▸ SHORT PROBLEM
Pull out every line of the records that contains the string "this". Case counts.

▸ RECORDS
══════
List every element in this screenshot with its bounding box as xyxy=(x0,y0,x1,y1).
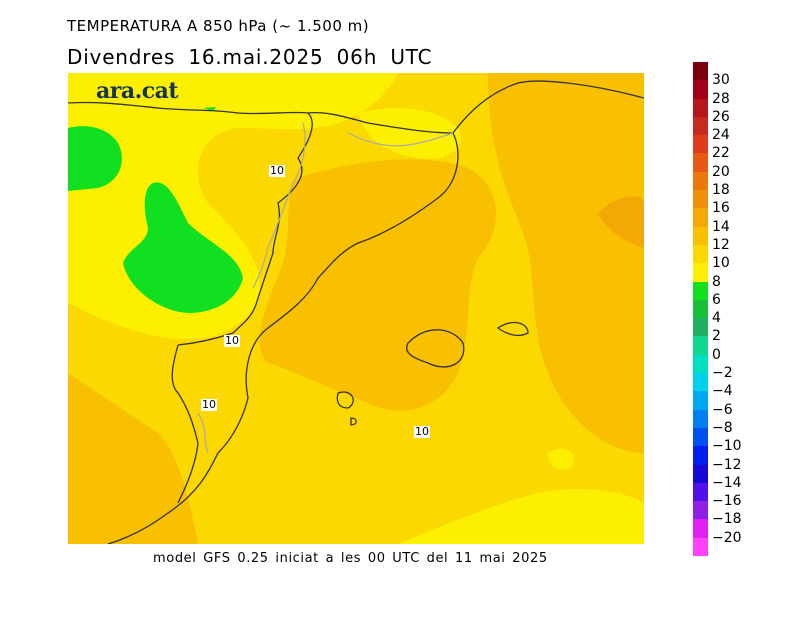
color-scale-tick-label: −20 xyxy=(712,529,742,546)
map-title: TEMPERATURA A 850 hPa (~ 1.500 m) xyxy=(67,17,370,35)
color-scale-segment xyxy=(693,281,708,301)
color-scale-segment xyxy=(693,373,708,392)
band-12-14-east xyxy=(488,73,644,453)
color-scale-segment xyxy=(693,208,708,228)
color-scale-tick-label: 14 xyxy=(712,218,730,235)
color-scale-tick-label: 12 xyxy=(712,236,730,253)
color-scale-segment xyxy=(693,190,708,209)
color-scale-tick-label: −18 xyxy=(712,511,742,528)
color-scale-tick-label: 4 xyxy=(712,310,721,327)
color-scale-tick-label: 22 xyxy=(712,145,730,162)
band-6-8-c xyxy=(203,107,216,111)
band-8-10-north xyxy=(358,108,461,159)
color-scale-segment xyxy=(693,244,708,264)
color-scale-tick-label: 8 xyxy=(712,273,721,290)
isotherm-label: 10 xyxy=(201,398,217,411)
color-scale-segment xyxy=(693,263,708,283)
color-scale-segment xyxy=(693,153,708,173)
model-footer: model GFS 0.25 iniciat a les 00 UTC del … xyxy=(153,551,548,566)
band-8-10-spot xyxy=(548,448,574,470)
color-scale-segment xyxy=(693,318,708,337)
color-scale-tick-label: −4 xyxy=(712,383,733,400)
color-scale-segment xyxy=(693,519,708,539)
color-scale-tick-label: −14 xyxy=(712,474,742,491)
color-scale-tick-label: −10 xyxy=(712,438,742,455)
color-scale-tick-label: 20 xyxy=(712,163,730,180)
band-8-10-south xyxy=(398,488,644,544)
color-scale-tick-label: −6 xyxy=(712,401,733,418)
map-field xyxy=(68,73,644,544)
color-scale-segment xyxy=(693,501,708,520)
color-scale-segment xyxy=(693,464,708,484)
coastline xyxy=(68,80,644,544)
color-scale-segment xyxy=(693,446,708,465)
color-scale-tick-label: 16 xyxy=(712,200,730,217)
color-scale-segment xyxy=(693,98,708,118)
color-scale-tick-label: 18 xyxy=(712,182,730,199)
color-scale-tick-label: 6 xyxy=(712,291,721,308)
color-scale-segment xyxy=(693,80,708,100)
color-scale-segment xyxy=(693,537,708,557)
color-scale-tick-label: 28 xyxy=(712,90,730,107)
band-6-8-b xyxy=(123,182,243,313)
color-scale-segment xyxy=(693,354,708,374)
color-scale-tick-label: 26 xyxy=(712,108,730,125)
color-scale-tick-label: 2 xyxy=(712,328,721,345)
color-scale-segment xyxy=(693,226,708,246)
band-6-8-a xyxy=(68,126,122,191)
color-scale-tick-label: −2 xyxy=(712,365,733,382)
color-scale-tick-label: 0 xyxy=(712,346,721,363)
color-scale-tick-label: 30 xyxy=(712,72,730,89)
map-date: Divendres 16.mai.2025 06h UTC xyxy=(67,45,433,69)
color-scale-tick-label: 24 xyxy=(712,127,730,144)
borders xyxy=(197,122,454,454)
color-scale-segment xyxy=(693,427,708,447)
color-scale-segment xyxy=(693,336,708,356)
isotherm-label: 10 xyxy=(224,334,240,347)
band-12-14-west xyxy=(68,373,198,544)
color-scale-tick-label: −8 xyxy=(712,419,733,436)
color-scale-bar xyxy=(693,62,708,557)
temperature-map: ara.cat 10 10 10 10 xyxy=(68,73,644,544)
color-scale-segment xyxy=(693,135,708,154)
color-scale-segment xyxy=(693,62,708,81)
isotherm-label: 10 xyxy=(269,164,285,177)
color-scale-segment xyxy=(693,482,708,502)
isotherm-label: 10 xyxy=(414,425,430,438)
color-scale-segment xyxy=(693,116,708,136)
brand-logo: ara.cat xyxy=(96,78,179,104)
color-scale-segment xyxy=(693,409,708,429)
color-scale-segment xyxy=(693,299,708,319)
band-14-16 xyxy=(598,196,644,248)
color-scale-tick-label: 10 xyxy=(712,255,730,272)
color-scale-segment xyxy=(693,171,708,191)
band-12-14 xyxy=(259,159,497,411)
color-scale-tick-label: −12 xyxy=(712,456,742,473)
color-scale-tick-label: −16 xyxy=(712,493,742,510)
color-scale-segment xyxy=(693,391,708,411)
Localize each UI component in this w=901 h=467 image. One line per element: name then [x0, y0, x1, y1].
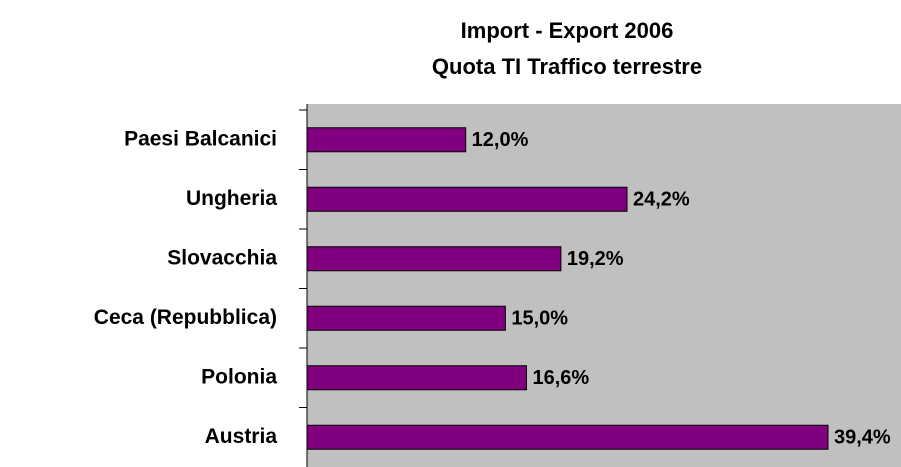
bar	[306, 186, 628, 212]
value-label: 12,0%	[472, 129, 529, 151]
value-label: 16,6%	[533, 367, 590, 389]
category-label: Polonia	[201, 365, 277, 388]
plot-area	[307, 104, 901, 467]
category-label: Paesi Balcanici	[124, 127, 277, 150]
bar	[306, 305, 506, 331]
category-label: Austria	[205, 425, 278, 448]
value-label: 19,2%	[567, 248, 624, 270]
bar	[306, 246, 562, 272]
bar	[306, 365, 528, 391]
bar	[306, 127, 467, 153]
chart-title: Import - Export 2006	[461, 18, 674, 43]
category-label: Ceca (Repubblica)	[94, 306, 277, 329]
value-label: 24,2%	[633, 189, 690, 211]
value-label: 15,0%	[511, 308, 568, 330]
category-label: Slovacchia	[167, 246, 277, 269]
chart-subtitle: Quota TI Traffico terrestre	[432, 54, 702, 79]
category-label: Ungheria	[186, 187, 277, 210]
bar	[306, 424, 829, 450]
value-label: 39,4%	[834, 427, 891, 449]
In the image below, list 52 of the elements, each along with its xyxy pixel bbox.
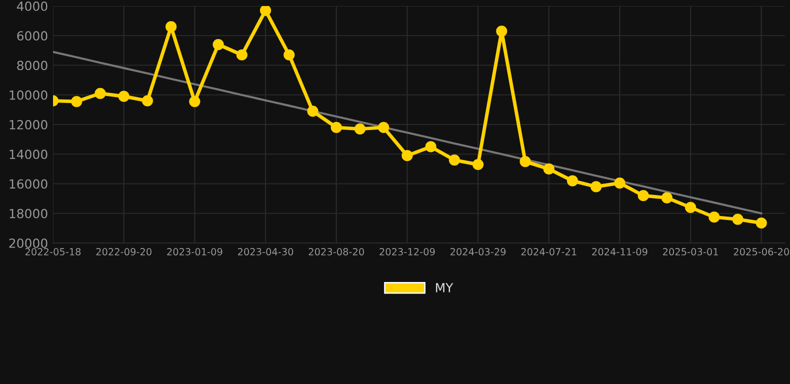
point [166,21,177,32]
══════
▸ EXERCISE SOLUTION
List every element in this screenshot with its bounding box as xyxy=(x0,y0,x1,y1).
Localize each UI component in this w=901 h=467 image. One line per element: name then [x0, y0, x1, y1].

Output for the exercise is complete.